____ Material supplied

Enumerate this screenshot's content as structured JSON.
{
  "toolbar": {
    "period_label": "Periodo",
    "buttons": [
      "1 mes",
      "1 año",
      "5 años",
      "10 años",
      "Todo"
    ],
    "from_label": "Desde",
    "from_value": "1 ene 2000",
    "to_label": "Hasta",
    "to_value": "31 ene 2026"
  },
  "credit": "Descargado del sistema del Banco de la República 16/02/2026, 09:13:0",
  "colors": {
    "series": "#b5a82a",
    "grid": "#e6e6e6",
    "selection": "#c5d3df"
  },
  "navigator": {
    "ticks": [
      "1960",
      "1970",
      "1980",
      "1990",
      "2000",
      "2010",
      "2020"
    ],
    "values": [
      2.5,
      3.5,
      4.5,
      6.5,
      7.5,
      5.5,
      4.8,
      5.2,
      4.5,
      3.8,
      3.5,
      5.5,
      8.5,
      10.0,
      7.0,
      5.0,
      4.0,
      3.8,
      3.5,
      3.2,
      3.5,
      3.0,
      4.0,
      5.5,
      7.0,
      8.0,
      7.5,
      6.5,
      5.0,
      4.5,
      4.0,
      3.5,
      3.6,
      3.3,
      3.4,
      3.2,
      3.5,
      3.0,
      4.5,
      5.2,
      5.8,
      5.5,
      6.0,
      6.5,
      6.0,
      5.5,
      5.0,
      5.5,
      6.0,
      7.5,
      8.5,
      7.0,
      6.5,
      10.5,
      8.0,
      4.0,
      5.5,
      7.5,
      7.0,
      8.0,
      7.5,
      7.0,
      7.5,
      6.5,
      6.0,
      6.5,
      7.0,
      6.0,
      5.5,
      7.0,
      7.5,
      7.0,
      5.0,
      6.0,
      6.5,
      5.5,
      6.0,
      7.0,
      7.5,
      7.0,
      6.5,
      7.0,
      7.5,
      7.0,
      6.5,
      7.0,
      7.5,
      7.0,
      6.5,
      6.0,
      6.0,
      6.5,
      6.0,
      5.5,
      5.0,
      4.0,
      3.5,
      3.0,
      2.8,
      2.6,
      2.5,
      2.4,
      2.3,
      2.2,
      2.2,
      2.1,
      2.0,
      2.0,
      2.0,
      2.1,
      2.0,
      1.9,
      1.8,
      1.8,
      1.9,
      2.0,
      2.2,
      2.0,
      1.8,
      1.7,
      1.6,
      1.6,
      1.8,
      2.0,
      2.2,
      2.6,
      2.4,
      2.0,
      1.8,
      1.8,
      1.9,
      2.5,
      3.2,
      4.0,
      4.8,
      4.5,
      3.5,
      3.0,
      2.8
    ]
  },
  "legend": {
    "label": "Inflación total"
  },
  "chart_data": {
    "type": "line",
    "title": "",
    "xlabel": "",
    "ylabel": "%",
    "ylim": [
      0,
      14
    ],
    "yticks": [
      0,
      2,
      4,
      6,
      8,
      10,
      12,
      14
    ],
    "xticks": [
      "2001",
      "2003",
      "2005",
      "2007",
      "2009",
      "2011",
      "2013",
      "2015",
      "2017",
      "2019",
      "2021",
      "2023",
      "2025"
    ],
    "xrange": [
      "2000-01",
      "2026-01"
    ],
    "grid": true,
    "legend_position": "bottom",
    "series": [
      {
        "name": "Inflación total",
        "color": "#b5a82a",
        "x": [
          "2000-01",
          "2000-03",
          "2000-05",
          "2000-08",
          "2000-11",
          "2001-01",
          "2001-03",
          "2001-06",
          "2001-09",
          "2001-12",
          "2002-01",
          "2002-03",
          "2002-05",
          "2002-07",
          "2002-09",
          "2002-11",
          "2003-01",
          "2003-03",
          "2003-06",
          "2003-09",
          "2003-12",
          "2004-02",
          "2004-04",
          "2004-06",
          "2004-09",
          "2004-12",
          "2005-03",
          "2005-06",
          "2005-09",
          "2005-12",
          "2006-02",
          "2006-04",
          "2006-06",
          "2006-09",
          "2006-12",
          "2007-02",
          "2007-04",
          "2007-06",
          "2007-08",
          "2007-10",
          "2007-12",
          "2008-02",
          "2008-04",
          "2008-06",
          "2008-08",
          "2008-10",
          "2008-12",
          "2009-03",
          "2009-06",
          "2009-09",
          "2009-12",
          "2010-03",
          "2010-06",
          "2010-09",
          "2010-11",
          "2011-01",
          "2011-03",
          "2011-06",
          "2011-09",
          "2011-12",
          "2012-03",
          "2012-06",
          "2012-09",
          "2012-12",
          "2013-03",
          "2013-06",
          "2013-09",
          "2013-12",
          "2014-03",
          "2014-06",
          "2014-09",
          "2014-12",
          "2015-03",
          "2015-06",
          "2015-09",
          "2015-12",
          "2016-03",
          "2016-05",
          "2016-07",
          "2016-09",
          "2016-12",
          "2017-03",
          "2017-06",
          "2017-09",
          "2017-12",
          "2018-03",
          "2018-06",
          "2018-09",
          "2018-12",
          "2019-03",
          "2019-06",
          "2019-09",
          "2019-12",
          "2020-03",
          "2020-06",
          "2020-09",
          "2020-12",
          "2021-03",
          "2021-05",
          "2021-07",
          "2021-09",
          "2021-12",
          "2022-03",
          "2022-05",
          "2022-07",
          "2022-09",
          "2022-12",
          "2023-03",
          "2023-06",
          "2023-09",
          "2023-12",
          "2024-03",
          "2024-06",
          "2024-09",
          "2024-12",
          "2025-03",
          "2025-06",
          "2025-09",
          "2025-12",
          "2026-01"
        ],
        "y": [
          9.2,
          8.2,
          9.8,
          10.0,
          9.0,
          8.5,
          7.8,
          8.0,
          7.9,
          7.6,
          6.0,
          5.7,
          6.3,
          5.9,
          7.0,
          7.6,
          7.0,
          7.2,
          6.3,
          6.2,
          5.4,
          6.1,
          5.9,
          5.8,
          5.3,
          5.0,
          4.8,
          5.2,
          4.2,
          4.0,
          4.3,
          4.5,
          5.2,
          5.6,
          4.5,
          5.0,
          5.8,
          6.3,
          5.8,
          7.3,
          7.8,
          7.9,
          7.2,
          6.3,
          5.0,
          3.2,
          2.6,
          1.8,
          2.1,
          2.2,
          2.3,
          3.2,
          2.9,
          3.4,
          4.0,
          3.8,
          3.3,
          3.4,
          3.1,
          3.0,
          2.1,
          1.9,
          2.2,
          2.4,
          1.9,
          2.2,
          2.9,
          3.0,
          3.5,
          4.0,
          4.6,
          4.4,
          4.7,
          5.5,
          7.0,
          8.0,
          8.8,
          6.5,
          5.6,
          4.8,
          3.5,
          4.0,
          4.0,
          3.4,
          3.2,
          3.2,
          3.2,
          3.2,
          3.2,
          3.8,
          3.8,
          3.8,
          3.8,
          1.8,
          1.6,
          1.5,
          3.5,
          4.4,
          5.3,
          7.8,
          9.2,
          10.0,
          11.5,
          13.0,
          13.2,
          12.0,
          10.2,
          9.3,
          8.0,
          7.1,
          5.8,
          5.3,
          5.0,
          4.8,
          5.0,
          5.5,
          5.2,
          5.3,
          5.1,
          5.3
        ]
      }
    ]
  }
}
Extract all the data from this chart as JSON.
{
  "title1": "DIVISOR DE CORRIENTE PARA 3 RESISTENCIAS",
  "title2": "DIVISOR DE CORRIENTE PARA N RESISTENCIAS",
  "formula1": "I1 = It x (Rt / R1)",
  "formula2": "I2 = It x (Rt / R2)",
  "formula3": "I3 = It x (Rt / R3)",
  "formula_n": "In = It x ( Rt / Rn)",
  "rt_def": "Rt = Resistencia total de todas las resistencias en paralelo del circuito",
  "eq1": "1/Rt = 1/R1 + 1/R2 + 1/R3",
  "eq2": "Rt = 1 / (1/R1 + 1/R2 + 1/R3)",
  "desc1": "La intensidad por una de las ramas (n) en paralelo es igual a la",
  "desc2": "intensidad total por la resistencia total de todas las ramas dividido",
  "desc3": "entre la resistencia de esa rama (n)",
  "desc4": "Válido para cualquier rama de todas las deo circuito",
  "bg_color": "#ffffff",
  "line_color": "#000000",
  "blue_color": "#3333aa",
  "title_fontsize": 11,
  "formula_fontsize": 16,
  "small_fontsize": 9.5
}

________

*Instructions for the task:* Reproduce the listing above exactly from the line containing "Extract all the data from this chart as JSON." through its last line, with both of those lines included.

*Result for this task:*
Extract all the data from this chart as JSON.
{
  "title1": "DIVISOR DE CORRIENTE PARA 3 RESISTENCIAS",
  "title2": "DIVISOR DE CORRIENTE PARA N RESISTENCIAS",
  "formula1": "I1 = It x (Rt / R1)",
  "formula2": "I2 = It x (Rt / R2)",
  "formula3": "I3 = It x (Rt / R3)",
  "formula_n": "In = It x ( Rt / Rn)",
  "rt_def": "Rt = Resistencia total de todas las resistencias en paralelo del circuito",
  "eq1": "1/Rt = 1/R1 + 1/R2 + 1/R3",
  "eq2": "Rt = 1 / (1/R1 + 1/R2 + 1/R3)",
  "desc1": "La intensidad por una de las ramas (n) en paralelo es igual a la",
  "desc2": "intensidad total por la resistencia total de todas las ramas dividido",
  "desc3": "entre la resistencia de esa rama (n)",
  "desc4": "Válido para cualquier rama de todas las deo circuito",
  "bg_color": "#ffffff",
  "line_color": "#000000",
  "blue_color": "#3333aa",
  "title_fontsize": 11,
  "formula_fontsize": 16,
  "small_fontsize": 9.5
}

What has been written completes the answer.